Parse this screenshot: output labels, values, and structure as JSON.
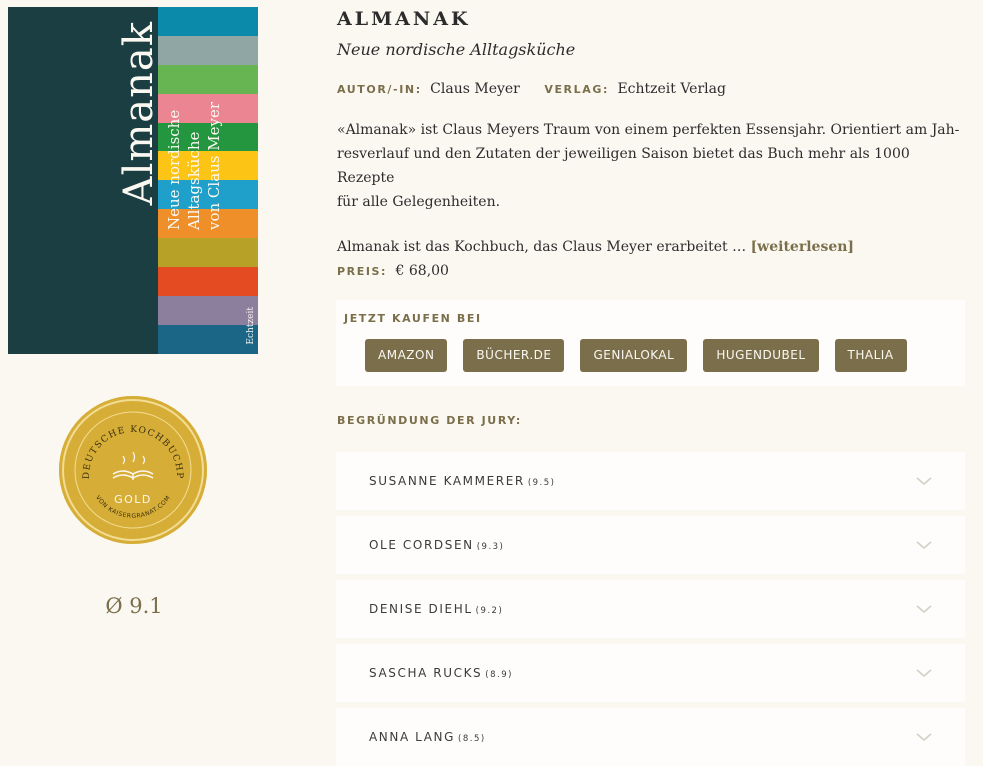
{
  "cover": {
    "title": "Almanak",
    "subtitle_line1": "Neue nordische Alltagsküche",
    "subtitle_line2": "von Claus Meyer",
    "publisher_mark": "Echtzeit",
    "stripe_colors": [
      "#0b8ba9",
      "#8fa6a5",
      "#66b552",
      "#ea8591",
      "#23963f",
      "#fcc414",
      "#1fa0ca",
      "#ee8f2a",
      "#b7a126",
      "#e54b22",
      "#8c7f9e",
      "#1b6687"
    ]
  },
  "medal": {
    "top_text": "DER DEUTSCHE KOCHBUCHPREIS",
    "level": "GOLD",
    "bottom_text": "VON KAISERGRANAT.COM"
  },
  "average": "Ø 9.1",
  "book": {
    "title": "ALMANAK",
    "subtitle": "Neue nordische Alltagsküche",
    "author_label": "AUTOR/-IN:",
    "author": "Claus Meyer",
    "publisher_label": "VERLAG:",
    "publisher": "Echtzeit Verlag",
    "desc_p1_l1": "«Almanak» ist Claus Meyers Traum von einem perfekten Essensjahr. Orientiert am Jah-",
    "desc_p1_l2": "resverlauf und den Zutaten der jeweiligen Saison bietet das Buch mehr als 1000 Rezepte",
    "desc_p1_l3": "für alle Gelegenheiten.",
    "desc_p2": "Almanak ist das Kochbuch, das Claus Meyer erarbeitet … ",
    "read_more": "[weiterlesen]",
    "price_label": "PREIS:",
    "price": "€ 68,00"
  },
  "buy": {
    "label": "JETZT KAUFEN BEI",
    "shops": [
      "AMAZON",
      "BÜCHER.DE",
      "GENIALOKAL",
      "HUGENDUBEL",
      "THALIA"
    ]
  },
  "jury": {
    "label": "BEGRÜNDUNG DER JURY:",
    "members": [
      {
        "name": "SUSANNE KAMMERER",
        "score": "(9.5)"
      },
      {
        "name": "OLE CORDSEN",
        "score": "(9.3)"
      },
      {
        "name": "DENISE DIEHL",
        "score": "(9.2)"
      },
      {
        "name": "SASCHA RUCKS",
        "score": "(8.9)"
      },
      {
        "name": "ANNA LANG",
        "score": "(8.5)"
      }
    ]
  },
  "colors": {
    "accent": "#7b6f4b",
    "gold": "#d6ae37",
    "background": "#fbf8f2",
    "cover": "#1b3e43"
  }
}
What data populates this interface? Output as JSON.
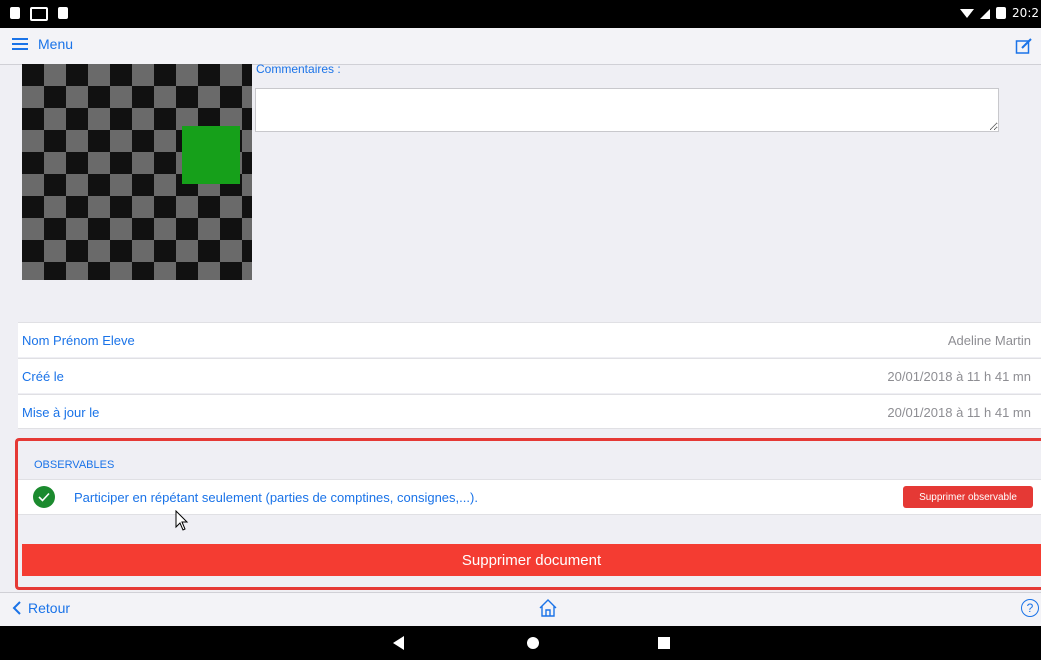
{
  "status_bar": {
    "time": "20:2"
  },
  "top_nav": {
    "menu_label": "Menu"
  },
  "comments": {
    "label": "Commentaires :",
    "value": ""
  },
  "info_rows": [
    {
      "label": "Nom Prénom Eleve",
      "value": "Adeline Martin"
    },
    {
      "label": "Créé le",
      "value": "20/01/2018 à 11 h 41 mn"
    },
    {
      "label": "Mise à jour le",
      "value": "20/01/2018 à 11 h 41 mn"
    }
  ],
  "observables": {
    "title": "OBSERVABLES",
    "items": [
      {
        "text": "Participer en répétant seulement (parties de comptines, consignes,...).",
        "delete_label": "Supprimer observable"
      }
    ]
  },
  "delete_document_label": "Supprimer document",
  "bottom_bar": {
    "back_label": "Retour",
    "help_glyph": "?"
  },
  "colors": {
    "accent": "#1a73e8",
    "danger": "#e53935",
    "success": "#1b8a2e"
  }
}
━━━━━━
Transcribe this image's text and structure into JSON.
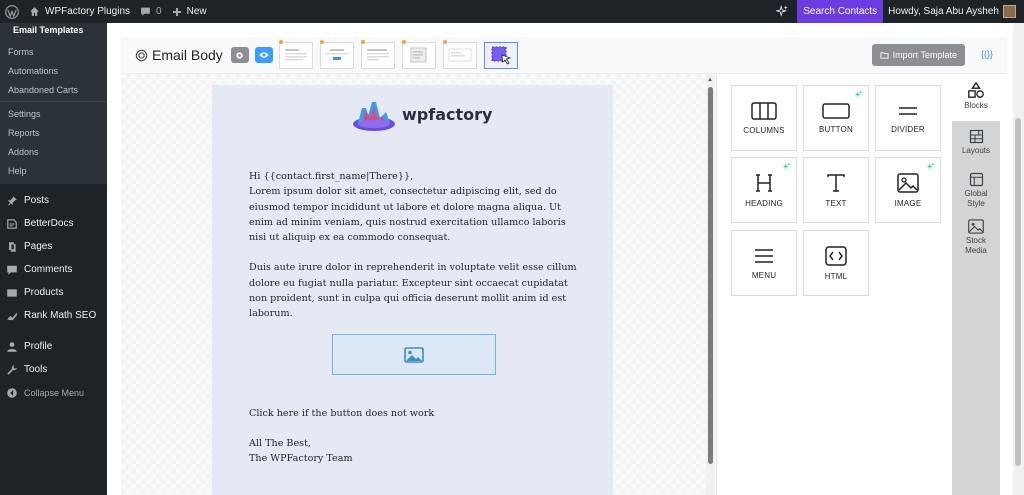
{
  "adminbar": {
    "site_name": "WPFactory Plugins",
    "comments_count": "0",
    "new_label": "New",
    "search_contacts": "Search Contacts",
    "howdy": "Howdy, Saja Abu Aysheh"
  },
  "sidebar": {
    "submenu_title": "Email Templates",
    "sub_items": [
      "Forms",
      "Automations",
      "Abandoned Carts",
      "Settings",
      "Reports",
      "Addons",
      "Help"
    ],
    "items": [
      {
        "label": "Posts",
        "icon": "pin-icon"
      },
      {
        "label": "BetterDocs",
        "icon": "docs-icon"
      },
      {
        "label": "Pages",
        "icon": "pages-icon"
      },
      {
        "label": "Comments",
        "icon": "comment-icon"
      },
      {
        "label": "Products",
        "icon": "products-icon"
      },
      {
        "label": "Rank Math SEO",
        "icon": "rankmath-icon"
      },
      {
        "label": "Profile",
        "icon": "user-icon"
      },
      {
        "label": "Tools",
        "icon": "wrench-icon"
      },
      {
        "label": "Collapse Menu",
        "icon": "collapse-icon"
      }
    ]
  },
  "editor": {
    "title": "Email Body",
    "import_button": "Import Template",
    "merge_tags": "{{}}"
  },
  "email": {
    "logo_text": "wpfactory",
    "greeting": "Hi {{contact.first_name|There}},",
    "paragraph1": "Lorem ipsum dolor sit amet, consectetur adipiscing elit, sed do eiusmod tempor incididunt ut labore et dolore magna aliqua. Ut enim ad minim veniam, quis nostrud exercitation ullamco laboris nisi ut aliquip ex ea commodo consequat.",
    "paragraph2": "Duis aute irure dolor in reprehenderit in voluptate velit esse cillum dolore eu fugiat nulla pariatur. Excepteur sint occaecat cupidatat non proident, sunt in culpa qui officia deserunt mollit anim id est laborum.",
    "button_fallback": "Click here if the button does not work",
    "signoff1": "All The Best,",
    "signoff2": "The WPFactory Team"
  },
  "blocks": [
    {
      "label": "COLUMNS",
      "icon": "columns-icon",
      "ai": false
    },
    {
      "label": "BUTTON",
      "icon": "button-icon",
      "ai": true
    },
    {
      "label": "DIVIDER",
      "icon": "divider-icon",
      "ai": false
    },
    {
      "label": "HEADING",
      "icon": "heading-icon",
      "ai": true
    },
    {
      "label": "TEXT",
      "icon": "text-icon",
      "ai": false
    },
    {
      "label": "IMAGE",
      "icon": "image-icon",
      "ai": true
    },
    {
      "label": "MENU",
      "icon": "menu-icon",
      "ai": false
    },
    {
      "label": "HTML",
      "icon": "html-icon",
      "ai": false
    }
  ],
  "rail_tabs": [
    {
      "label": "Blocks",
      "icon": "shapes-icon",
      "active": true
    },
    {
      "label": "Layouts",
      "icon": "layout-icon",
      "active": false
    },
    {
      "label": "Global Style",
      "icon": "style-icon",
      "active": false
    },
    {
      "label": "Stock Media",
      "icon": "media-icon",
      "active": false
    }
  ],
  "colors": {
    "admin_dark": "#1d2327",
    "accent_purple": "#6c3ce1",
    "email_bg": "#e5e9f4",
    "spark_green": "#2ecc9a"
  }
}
━━━━━━
In the records, locate each line holding the string "Claus" and copy it.

    "subtitle_line2": "von Claus Meyer",
    "author": "Claus Meyer",
    "desc_p1_l1": "«Almanak» ist Claus Meyers Traum von einem perfekten Essensjahr. Orientiert am Jah-",
    "desc_p2": "Almanak ist das Kochbuch, das Claus Meyer erarbeitet … ",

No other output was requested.